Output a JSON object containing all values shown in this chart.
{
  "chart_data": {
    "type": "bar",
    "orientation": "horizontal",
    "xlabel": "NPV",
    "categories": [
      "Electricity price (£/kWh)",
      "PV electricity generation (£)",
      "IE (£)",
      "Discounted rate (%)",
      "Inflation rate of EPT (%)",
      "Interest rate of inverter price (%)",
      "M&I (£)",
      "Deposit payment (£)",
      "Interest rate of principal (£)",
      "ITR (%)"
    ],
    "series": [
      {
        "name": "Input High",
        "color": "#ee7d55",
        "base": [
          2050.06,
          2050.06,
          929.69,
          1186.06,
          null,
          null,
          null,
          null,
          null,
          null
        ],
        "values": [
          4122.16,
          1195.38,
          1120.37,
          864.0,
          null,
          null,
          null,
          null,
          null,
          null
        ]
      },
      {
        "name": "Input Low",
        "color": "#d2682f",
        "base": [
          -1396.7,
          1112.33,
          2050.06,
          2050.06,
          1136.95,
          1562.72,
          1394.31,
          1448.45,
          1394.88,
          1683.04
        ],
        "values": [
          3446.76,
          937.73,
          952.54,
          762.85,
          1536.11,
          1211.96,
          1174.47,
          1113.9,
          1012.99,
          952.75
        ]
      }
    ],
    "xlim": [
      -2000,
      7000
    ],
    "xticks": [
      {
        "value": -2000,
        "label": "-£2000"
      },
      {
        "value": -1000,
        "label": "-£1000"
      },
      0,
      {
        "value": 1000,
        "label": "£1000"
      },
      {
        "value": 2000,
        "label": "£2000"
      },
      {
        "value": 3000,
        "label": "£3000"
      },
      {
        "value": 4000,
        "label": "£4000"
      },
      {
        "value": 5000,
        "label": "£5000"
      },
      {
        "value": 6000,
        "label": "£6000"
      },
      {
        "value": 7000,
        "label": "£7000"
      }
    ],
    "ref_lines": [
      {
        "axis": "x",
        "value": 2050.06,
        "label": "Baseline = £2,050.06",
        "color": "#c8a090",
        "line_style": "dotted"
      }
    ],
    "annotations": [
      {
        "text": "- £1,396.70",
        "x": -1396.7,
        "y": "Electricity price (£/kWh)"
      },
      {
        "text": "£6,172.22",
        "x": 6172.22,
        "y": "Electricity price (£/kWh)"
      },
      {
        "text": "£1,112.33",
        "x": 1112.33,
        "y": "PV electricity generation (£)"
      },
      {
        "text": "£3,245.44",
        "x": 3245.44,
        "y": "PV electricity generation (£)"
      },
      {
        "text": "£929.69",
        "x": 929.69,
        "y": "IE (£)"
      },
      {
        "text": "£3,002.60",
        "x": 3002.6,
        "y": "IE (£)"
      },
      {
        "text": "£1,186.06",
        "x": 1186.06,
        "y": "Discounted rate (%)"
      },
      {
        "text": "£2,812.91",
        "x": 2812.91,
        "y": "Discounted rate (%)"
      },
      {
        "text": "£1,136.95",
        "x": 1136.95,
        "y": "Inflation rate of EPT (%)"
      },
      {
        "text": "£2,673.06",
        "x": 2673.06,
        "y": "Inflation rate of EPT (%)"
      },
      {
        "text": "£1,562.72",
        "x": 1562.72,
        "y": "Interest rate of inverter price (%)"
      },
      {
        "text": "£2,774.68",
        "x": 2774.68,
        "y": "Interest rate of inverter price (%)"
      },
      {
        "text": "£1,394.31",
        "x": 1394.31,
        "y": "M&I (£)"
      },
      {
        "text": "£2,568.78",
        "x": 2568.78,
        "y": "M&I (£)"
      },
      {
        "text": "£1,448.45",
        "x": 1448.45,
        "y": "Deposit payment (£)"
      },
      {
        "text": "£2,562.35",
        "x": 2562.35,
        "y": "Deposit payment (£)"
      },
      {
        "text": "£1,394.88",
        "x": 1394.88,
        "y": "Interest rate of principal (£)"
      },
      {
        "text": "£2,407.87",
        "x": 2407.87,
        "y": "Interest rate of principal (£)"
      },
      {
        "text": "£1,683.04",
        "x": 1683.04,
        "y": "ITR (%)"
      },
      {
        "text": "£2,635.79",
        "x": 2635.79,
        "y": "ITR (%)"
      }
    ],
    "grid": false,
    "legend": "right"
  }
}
==
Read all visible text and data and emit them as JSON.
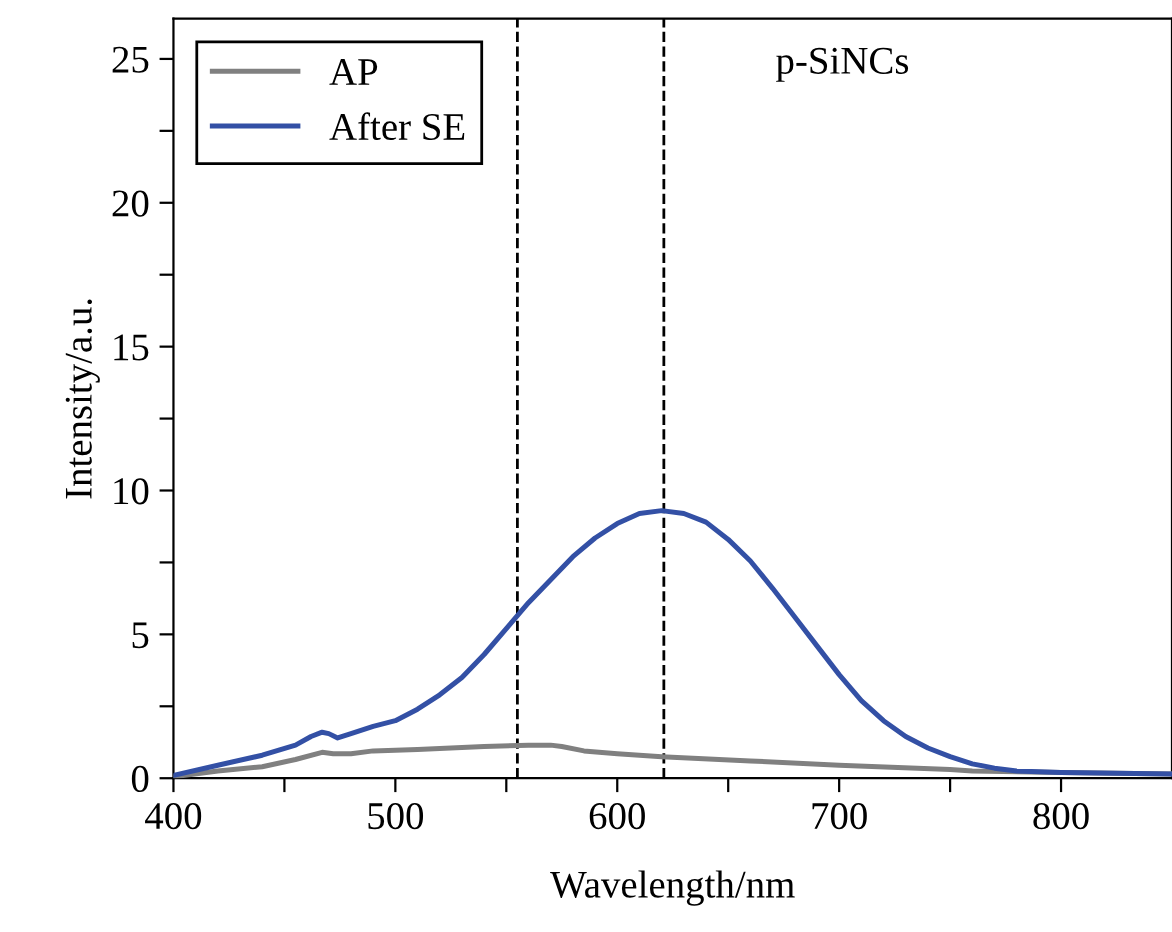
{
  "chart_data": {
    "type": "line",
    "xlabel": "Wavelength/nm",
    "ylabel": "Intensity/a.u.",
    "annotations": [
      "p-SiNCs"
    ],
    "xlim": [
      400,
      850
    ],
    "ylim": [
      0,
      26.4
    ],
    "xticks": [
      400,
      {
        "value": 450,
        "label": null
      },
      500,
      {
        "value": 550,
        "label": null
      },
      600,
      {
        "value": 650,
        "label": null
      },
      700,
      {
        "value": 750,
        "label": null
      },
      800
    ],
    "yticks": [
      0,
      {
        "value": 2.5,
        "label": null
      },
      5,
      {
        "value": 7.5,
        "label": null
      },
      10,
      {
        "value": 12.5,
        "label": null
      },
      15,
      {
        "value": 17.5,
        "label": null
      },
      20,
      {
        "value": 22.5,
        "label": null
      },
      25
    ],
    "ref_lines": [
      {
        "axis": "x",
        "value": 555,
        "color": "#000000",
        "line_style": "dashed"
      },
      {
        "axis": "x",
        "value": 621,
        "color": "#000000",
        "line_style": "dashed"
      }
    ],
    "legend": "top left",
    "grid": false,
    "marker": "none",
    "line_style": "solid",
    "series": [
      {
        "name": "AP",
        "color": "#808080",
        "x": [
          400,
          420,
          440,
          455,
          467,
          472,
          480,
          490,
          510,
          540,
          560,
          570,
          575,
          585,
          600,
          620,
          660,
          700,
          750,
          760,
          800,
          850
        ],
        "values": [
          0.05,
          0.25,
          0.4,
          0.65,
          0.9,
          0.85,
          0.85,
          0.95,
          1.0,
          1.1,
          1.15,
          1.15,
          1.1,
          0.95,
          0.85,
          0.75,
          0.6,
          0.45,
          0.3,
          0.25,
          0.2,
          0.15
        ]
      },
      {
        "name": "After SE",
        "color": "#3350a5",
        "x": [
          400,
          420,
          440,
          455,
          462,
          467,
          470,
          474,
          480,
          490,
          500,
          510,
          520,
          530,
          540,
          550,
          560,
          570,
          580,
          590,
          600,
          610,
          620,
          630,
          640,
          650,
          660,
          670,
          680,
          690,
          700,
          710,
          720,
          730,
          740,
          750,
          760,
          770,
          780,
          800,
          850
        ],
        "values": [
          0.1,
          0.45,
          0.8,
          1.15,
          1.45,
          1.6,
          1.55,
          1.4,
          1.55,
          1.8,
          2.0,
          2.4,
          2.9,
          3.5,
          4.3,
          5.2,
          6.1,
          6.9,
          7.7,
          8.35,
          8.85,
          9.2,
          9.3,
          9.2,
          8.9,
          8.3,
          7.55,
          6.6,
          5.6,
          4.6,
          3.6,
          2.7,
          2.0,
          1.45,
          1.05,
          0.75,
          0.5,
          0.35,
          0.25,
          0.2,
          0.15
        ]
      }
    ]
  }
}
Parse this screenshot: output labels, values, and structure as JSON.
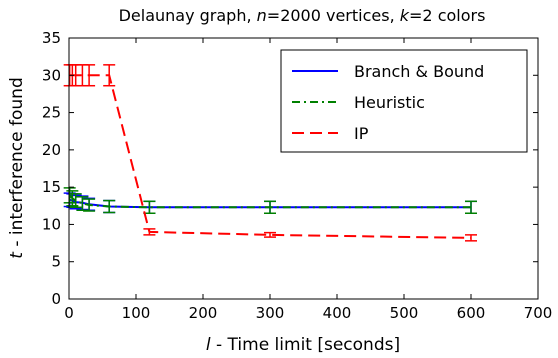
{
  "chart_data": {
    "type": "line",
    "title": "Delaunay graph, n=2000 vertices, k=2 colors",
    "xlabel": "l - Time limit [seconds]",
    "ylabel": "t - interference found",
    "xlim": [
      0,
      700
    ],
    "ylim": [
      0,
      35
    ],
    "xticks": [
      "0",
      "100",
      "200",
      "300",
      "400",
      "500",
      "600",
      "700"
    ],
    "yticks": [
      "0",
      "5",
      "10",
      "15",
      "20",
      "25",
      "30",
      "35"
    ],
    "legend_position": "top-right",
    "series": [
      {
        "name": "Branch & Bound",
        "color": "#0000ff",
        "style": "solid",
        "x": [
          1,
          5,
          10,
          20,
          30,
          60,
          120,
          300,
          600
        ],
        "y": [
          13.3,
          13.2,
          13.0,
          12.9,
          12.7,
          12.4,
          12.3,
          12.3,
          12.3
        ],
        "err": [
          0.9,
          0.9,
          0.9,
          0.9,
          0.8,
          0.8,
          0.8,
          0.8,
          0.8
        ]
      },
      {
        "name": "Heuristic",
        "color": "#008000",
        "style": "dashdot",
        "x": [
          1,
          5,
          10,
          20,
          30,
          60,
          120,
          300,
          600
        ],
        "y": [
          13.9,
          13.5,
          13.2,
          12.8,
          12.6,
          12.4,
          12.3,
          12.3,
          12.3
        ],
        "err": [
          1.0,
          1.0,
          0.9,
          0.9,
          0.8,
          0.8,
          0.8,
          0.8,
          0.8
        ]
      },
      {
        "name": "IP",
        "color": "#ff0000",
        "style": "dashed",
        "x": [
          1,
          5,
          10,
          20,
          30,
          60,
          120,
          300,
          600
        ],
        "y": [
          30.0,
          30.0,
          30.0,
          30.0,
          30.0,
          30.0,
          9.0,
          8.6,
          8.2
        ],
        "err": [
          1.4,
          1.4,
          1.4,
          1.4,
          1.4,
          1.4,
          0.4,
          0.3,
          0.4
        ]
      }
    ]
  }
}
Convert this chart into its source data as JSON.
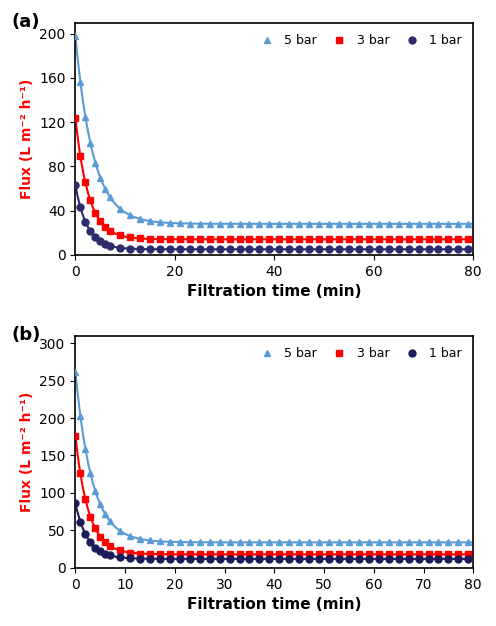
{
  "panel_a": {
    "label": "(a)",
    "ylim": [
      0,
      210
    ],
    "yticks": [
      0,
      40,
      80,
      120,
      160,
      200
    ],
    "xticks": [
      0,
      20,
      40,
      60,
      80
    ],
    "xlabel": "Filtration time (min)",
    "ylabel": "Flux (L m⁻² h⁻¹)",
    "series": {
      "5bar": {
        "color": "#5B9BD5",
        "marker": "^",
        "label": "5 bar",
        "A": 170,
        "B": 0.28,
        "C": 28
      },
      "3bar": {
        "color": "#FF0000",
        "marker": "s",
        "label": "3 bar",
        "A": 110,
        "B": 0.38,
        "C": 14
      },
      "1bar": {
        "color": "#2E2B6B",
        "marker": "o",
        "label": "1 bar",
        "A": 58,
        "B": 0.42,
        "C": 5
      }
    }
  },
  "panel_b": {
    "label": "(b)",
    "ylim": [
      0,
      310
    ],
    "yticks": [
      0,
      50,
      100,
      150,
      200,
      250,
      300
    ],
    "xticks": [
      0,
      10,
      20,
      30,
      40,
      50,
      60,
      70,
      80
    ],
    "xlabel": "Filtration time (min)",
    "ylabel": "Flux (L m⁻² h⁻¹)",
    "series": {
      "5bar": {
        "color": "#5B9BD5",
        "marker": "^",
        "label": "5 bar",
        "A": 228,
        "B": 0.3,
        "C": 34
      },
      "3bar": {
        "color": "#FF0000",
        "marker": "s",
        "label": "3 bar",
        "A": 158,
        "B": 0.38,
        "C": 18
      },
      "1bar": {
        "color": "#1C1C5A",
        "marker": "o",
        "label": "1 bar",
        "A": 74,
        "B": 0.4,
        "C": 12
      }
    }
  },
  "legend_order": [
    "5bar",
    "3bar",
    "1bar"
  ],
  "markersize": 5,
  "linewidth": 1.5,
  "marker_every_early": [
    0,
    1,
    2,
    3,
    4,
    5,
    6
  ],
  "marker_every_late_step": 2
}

> _BRIEF_: Pick out the lines that include the word "ylabel" and write them out.

> _WRITTEN REPLY_:
    "ylabel": "Intensity/a.u.",
    "ylabel": "t - interference found",
    "ylabel": "Flux (L m⁻² h⁻¹)",
    "ylabel": "Flux (L m⁻² h⁻¹)",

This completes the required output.